## DATA ENTRIES
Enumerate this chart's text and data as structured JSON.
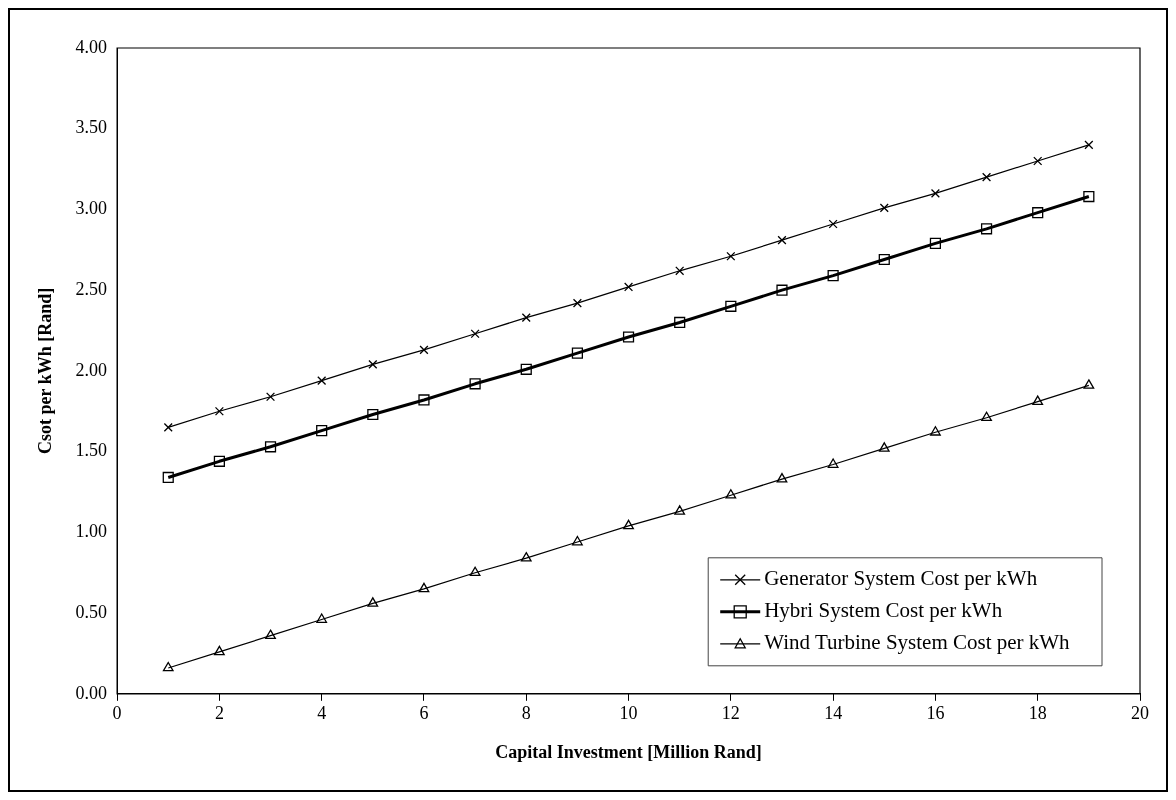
{
  "chart_data": {
    "type": "line",
    "xlabel": "Capital Investment [Million Rand]",
    "ylabel": "Csot per kWh [Rand]",
    "x": [
      1,
      2,
      3,
      4,
      5,
      6,
      7,
      8,
      9,
      10,
      11,
      12,
      13,
      14,
      15,
      16,
      17,
      18,
      19
    ],
    "series": [
      {
        "name": "Generator System Cost per kWh",
        "color": "#000000",
        "marker": "cross",
        "values": [
          1.65,
          1.75,
          1.84,
          1.94,
          2.04,
          2.13,
          2.23,
          2.33,
          2.42,
          2.52,
          2.62,
          2.71,
          2.81,
          2.91,
          3.01,
          3.1,
          3.2,
          3.3,
          3.4
        ]
      },
      {
        "name": "Hybri System Cost per kWh",
        "color": "#000000",
        "marker": "square",
        "values": [
          1.34,
          1.44,
          1.53,
          1.63,
          1.73,
          1.82,
          1.92,
          2.01,
          2.11,
          2.21,
          2.3,
          2.4,
          2.5,
          2.59,
          2.69,
          2.79,
          2.88,
          2.98,
          3.08
        ]
      },
      {
        "name": "Wind Turbine System Cost per kWh",
        "color": "#000000",
        "marker": "triangle",
        "values": [
          0.16,
          0.26,
          0.36,
          0.46,
          0.56,
          0.65,
          0.75,
          0.84,
          0.94,
          1.04,
          1.13,
          1.23,
          1.33,
          1.42,
          1.52,
          1.62,
          1.71,
          1.81,
          1.91
        ]
      }
    ],
    "xlim": [
      0,
      20
    ],
    "xticks": [
      0,
      2,
      4,
      6,
      8,
      10,
      12,
      14,
      16,
      18,
      20
    ],
    "ylim": [
      0,
      4
    ],
    "yticks": [
      {
        "value": 0,
        "label": "0.00"
      },
      {
        "value": 0.5,
        "label": "0.50"
      },
      {
        "value": 1,
        "label": "1.00"
      },
      {
        "value": 1.5,
        "label": "1.50"
      },
      {
        "value": 2,
        "label": "2.00"
      },
      {
        "value": 2.5,
        "label": "2.50"
      },
      {
        "value": 3,
        "label": "3.00"
      },
      {
        "value": 3.5,
        "label": "3.50"
      },
      {
        "value": 4,
        "label": "4.00"
      }
    ],
    "grid": false,
    "legend": "bottom right"
  }
}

## WRITTEN PROBLEM
Repeat the entries exactly and keep the pictures out of the copy.

## FINISHED TASK
Enumerate this chart's text and data as structured JSON.
{
  "chart_data": {
    "type": "line",
    "xlabel": "Capital Investment [Million Rand]",
    "ylabel": "Csot per kWh [Rand]",
    "x": [
      1,
      2,
      3,
      4,
      5,
      6,
      7,
      8,
      9,
      10,
      11,
      12,
      13,
      14,
      15,
      16,
      17,
      18,
      19
    ],
    "series": [
      {
        "name": "Generator System Cost per kWh",
        "color": "#000000",
        "marker": "cross",
        "values": [
          1.65,
          1.75,
          1.84,
          1.94,
          2.04,
          2.13,
          2.23,
          2.33,
          2.42,
          2.52,
          2.62,
          2.71,
          2.81,
          2.91,
          3.01,
          3.1,
          3.2,
          3.3,
          3.4
        ]
      },
      {
        "name": "Hybri System Cost per kWh",
        "color": "#000000",
        "marker": "square",
        "values": [
          1.34,
          1.44,
          1.53,
          1.63,
          1.73,
          1.82,
          1.92,
          2.01,
          2.11,
          2.21,
          2.3,
          2.4,
          2.5,
          2.59,
          2.69,
          2.79,
          2.88,
          2.98,
          3.08
        ]
      },
      {
        "name": "Wind Turbine System Cost per kWh",
        "color": "#000000",
        "marker": "triangle",
        "values": [
          0.16,
          0.26,
          0.36,
          0.46,
          0.56,
          0.65,
          0.75,
          0.84,
          0.94,
          1.04,
          1.13,
          1.23,
          1.33,
          1.42,
          1.52,
          1.62,
          1.71,
          1.81,
          1.91
        ]
      }
    ],
    "xlim": [
      0,
      20
    ],
    "xticks": [
      0,
      2,
      4,
      6,
      8,
      10,
      12,
      14,
      16,
      18,
      20
    ],
    "ylim": [
      0,
      4
    ],
    "yticks": [
      {
        "value": 0,
        "label": "0.00"
      },
      {
        "value": 0.5,
        "label": "0.50"
      },
      {
        "value": 1,
        "label": "1.00"
      },
      {
        "value": 1.5,
        "label": "1.50"
      },
      {
        "value": 2,
        "label": "2.00"
      },
      {
        "value": 2.5,
        "label": "2.50"
      },
      {
        "value": 3,
        "label": "3.00"
      },
      {
        "value": 3.5,
        "label": "3.50"
      },
      {
        "value": 4,
        "label": "4.00"
      }
    ],
    "grid": false,
    "legend": "bottom right"
  }
}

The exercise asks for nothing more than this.